### RECORDED DATA
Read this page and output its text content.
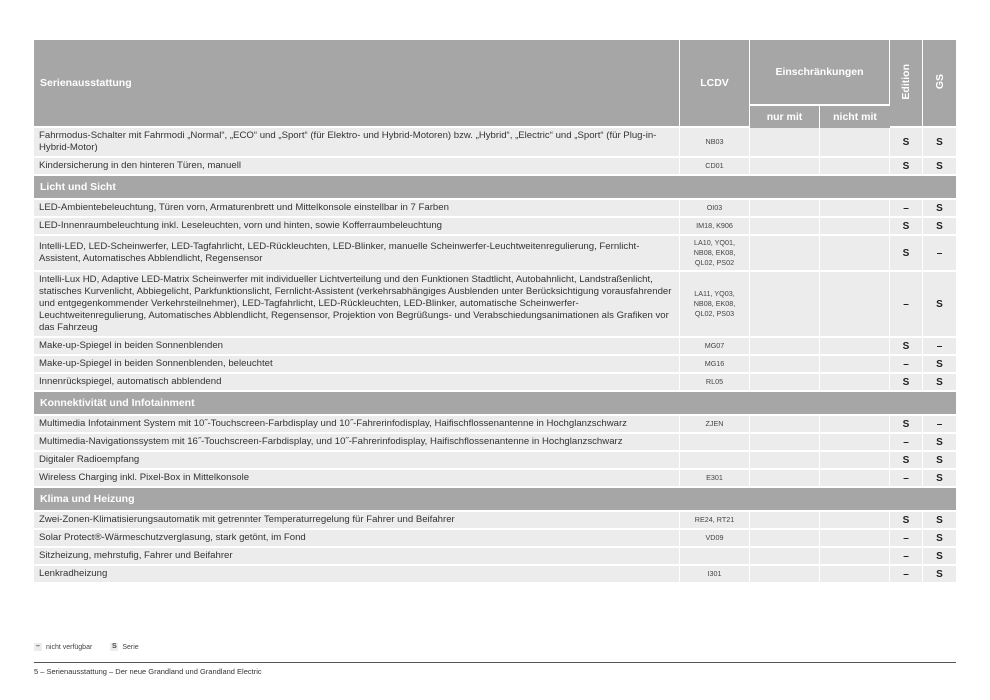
Serienausstattung	LCDV	Einschränkungen		Edition	GS
		nur mit	nicht mit		
Fahrmodus-Schalter mit Fahrmodi „Normal“, „ECO“ und „Sport“ (für Elektro- und Hybrid-Motoren) bzw. „Hybrid“, „Electric“ und „Sport“ (für Plug-in-Hybrid-Motor)	NB03			S	S
Kindersicherung in den hinteren Türen, manuell	CD01			S	S
Licht und Sicht					
LED-Ambientebeleuchtung, Türen vorn, Armaturenbrett und Mittelkonsole einstellbar in 7 Farben	OI03			–	S
LED-Innenraumbeleuchtung inkl. Leseleuchten, vorn und hinten, sowie Kofferraumbeleuchtung	IM18, K906			S	S
Intelli-LED, LED-Scheinwerfer, LED-Tagfahrlicht, LED-Rückleuchten, LED-Blinker, manuelle Scheinwerfer-Leuchtweitenregulierung, Fernlicht-Assistent, Automatisches Abblendlicht, Regensensor	LA10, YQ01, NB08, EK08, QL02, PS02			S	–
Intelli-Lux HD, Adaptive LED-Matrix Scheinwerfer mit individueller Lichtverteilung und den Funktionen Stadtlicht, Autobahnlicht, Landstraßenlicht, statisches Kurvenlicht, Abbiegelicht, Parkfunktionslicht, Fernlicht-Assistent (verkehrsabhängiges Ausblenden unter Berücksichtigung vorausfahrender und entgegenkommender Verkehrsteilnehmer), LED-Tagfahrlicht, LED-Rückleuchten, LED-Blinker, automatische Scheinwerfer-Leuchtweitenregulierung, Automatisches Abblendlicht, Regensensor, Projektion von Begrüßungs- und Verabschiedungsanimationen als Grafiken vor das Fahrzeug	LA11, YQ03, NB08, EK08, QL02, PS03			–	S
Make-up-Spiegel in beiden Sonnenblenden	MG07			S	–
Make-up-Spiegel in beiden Sonnenblenden, beleuchtet	MG16			–	S
Innenrückspiegel, automatisch abblendend	RL05			S	S
Konnektivität und Infotainment					
Multimedia Infotainment System mit 10˝-Touchscreen-Farbdisplay und 10˝-Fahrerinfodisplay, Haifischflossenantenne in Hochglanzschwarz	ZJEN			S	–
Multimedia-Navigationssystem mit 16˝-Touchscreen-Farbdisplay, und 10˝-Fahrerinfodisplay, Haifischflossenantenne in Hochglanzschwarz				–	S
Digitaler Radioempfang				S	S
Wireless Charging inkl. Pixel-Box in Mittelkonsole	E301			–	S
Klima und Heizung					
Zwei-Zonen-Klimatisierungsautomatik mit getrennter Temperaturregelung für Fahrer und Beifahrer	RE24, RT21			S	S
Solar Protect®-Wärmeschutzverglasung, stark getönt, im Fond	VD09			–	S
Sitzheizung, mehrstufig, Fahrer und Beifahrer				–	S
Lenkradheizung	I301			–	S
– nicht verfügbar	S Serie
5 – Serienausstattung – Der neue Grandland und Grandland Electric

### WORK INSTRUCTIONS
Each line containing the word "Electric" counts once; report the total alone.

### ANSWER FOR THIS EXERCISE
2